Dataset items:
───
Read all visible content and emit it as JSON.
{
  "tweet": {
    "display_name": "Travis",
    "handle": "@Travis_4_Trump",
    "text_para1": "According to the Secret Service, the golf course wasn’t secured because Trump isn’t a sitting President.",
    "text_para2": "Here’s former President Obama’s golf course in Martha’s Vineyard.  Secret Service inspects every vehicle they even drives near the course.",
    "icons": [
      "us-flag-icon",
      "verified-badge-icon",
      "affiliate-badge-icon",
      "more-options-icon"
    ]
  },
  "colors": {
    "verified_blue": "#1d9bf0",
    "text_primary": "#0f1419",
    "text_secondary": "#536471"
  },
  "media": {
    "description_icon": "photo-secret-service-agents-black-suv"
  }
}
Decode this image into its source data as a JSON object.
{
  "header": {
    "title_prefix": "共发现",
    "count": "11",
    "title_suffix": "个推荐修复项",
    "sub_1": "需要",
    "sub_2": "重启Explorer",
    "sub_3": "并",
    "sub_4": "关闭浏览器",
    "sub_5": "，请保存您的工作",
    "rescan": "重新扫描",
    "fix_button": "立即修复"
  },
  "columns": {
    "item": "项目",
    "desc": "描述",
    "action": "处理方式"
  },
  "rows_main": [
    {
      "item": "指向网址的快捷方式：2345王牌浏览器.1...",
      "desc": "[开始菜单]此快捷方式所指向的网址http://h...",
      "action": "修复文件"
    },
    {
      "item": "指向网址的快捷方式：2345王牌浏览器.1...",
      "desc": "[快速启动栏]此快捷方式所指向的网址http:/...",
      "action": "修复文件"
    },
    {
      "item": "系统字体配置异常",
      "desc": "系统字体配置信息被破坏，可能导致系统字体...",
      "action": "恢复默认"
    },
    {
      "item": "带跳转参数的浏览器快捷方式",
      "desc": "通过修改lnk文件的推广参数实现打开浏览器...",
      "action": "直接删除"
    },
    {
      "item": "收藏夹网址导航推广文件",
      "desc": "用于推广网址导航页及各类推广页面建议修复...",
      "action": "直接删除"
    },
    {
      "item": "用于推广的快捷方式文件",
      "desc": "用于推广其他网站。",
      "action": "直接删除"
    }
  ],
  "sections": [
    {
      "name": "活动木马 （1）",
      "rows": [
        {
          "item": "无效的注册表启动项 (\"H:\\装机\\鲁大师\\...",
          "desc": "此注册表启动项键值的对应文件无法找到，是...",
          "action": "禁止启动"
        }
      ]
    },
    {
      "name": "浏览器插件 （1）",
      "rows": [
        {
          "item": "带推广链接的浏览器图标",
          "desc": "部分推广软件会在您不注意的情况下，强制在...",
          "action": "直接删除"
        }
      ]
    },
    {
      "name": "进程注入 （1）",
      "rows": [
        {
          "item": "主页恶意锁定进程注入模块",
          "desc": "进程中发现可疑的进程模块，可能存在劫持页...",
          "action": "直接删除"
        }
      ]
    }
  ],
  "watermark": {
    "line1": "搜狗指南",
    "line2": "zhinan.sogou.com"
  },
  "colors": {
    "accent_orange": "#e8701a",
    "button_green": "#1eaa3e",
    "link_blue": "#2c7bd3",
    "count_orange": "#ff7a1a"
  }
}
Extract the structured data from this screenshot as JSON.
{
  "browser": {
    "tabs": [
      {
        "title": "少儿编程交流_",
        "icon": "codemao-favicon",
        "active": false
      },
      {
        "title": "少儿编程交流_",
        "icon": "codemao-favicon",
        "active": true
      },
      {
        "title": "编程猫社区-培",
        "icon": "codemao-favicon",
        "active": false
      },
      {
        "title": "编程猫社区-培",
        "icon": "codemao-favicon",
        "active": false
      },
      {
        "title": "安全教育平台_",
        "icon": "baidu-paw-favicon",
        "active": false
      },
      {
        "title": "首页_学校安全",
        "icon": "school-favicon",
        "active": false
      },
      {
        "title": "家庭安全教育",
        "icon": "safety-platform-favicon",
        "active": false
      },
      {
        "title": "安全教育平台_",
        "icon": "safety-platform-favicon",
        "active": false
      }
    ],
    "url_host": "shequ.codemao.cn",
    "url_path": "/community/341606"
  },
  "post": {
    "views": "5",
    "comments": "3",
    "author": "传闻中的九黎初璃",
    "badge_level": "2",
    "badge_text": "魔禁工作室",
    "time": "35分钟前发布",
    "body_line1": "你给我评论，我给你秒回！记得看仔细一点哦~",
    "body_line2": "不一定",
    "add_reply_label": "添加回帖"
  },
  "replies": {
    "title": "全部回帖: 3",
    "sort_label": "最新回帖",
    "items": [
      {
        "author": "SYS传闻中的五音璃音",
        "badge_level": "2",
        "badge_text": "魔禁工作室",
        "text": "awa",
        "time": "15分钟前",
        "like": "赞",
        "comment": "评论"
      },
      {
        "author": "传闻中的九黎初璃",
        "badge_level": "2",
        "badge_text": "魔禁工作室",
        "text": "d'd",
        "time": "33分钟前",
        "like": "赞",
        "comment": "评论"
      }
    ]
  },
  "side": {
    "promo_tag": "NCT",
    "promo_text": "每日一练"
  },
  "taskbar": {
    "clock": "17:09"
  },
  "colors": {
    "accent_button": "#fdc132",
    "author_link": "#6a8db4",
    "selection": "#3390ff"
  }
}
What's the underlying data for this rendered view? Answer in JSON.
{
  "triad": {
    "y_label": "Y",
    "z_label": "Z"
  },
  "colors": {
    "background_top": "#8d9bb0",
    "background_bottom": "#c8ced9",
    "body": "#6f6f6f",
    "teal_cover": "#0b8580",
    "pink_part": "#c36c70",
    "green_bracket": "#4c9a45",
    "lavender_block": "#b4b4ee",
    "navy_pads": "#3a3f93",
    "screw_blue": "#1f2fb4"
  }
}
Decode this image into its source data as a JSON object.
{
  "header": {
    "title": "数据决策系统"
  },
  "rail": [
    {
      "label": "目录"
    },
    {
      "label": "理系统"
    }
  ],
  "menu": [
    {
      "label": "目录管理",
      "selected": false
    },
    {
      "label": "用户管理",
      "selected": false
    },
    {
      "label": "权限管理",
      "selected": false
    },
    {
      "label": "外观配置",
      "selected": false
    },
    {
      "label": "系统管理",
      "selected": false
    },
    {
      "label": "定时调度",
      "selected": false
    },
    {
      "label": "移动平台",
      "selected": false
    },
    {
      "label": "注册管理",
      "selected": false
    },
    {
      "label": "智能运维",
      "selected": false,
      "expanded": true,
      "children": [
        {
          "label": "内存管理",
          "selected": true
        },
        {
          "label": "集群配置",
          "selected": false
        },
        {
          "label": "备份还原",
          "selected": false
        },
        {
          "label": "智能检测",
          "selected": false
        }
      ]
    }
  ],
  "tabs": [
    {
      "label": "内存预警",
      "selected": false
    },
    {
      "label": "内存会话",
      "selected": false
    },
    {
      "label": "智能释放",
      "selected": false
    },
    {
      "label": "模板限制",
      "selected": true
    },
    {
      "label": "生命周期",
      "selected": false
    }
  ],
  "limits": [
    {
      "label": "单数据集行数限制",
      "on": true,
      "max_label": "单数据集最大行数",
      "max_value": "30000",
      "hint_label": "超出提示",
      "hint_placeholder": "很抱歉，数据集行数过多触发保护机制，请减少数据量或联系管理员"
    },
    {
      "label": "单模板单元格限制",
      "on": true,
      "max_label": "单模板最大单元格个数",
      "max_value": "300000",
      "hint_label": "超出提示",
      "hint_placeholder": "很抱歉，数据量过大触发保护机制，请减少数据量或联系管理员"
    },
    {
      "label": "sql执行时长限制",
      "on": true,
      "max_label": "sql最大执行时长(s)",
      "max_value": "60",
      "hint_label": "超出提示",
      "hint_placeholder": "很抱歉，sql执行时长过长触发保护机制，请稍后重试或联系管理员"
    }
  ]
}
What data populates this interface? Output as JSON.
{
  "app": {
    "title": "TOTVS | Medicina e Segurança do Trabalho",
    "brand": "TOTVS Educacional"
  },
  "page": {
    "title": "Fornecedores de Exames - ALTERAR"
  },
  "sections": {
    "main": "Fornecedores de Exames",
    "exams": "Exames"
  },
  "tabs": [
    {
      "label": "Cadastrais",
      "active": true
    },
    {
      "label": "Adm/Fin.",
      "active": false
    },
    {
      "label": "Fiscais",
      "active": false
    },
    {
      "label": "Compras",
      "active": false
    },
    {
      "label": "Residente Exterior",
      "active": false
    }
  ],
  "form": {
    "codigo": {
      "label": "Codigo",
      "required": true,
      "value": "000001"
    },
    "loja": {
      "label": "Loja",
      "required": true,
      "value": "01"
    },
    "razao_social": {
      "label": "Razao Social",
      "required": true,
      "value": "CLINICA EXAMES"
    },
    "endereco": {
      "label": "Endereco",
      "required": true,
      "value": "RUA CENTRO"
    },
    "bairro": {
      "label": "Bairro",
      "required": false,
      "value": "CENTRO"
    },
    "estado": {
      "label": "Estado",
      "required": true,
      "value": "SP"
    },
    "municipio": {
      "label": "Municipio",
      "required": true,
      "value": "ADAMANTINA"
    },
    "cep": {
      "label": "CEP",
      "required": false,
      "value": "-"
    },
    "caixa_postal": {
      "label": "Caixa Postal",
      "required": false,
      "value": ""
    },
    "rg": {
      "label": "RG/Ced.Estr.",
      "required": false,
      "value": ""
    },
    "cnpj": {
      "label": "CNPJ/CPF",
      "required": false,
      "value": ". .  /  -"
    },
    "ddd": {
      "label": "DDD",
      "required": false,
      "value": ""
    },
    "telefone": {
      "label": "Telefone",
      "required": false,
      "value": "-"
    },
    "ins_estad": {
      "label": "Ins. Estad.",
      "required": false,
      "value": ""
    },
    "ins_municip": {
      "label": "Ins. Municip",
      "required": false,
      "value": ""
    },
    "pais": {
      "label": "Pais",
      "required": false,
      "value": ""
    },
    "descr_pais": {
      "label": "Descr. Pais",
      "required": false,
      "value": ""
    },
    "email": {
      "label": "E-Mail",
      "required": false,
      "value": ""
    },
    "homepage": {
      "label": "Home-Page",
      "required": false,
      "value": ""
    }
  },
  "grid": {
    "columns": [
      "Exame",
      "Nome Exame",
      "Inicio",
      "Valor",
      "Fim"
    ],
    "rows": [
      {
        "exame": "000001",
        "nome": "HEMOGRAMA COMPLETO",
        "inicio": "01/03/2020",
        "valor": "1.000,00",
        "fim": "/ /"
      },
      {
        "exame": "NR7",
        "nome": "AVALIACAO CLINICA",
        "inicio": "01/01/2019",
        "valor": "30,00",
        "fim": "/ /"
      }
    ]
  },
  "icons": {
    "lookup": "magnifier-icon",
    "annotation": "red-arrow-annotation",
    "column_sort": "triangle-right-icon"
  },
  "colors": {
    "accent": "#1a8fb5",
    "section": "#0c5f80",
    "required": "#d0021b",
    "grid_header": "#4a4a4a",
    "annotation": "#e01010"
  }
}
───
Say how many lines of the material contain the word "CLINICA", with no other text.

2